- RECORDS FOR THE TASK
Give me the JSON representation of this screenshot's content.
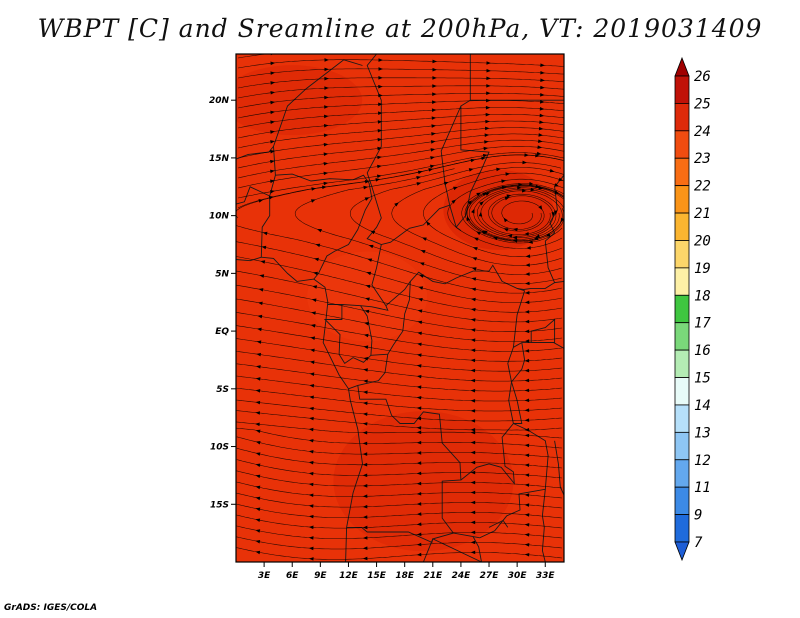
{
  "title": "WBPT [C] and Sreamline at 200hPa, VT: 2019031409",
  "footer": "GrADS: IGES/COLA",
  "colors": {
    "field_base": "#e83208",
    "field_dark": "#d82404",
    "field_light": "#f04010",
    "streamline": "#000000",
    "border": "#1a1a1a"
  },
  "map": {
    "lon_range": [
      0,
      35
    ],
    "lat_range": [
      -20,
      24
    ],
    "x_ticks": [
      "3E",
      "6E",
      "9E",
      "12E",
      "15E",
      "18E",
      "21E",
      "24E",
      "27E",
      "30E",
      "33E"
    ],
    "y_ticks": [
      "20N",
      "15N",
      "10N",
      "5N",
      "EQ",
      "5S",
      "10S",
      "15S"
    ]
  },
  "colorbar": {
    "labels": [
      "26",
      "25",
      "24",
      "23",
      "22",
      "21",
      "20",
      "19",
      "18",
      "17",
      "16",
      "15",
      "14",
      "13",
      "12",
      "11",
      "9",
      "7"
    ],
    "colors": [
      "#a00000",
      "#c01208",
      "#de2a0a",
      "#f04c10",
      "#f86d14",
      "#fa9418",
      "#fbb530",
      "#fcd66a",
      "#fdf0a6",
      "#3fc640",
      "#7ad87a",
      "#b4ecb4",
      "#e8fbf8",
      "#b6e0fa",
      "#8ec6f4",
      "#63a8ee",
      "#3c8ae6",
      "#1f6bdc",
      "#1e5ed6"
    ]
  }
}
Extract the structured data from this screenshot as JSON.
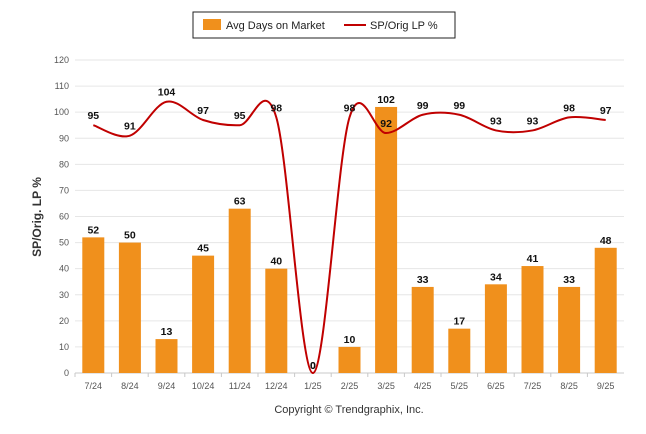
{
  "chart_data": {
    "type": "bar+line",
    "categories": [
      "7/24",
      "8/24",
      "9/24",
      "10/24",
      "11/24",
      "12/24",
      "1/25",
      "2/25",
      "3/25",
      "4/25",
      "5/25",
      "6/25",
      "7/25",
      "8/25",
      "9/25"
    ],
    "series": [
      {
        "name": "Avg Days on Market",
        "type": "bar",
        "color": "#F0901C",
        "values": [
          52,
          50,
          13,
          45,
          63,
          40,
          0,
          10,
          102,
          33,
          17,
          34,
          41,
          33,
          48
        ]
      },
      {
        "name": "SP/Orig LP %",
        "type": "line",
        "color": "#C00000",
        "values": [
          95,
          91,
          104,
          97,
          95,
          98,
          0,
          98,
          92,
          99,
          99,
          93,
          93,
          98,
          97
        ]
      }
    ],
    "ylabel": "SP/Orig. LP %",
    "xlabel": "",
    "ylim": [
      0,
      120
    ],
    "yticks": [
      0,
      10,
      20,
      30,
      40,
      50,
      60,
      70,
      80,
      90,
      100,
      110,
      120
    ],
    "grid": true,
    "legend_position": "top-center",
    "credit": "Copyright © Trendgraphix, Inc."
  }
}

- WHAT THIS TASK INVOLVES
Reproduce each entry precisely. Leave the pictures out.

- PROBLEM SOLUTION
Give me the JSON representation of this screenshot's content.
{
  "title": "WBPT [C] and Sreamline at 200hPa, VT: 2019031409",
  "footer": "GrADS: IGES/COLA",
  "colors": {
    "field_base": "#e83208",
    "field_dark": "#d82404",
    "field_light": "#f04010",
    "streamline": "#000000",
    "border": "#1a1a1a"
  },
  "map": {
    "lon_range": [
      0,
      35
    ],
    "lat_range": [
      -20,
      24
    ],
    "x_ticks": [
      "3E",
      "6E",
      "9E",
      "12E",
      "15E",
      "18E",
      "21E",
      "24E",
      "27E",
      "30E",
      "33E"
    ],
    "y_ticks": [
      "20N",
      "15N",
      "10N",
      "5N",
      "EQ",
      "5S",
      "10S",
      "15S"
    ]
  },
  "colorbar": {
    "labels": [
      "26",
      "25",
      "24",
      "23",
      "22",
      "21",
      "20",
      "19",
      "18",
      "17",
      "16",
      "15",
      "14",
      "13",
      "12",
      "11",
      "9",
      "7"
    ],
    "colors": [
      "#a00000",
      "#c01208",
      "#de2a0a",
      "#f04c10",
      "#f86d14",
      "#fa9418",
      "#fbb530",
      "#fcd66a",
      "#fdf0a6",
      "#3fc640",
      "#7ad87a",
      "#b4ecb4",
      "#e8fbf8",
      "#b6e0fa",
      "#8ec6f4",
      "#63a8ee",
      "#3c8ae6",
      "#1f6bdc",
      "#1e5ed6"
    ]
  }
}
Extract the structured data from this screenshot as JSON.
{
  "chart_data": {
    "type": "bar+line",
    "categories": [
      "7/24",
      "8/24",
      "9/24",
      "10/24",
      "11/24",
      "12/24",
      "1/25",
      "2/25",
      "3/25",
      "4/25",
      "5/25",
      "6/25",
      "7/25",
      "8/25",
      "9/25"
    ],
    "series": [
      {
        "name": "Avg Days on Market",
        "type": "bar",
        "color": "#F0901C",
        "values": [
          52,
          50,
          13,
          45,
          63,
          40,
          0,
          10,
          102,
          33,
          17,
          34,
          41,
          33,
          48
        ]
      },
      {
        "name": "SP/Orig LP %",
        "type": "line",
        "color": "#C00000",
        "values": [
          95,
          91,
          104,
          97,
          95,
          98,
          0,
          98,
          92,
          99,
          99,
          93,
          93,
          98,
          97
        ]
      }
    ],
    "ylabel": "SP/Orig. LP %",
    "xlabel": "",
    "ylim": [
      0,
      120
    ],
    "yticks": [
      0,
      10,
      20,
      30,
      40,
      50,
      60,
      70,
      80,
      90,
      100,
      110,
      120
    ],
    "grid": true,
    "legend_position": "top-center",
    "credit": "Copyright © Trendgraphix, Inc."
  }
}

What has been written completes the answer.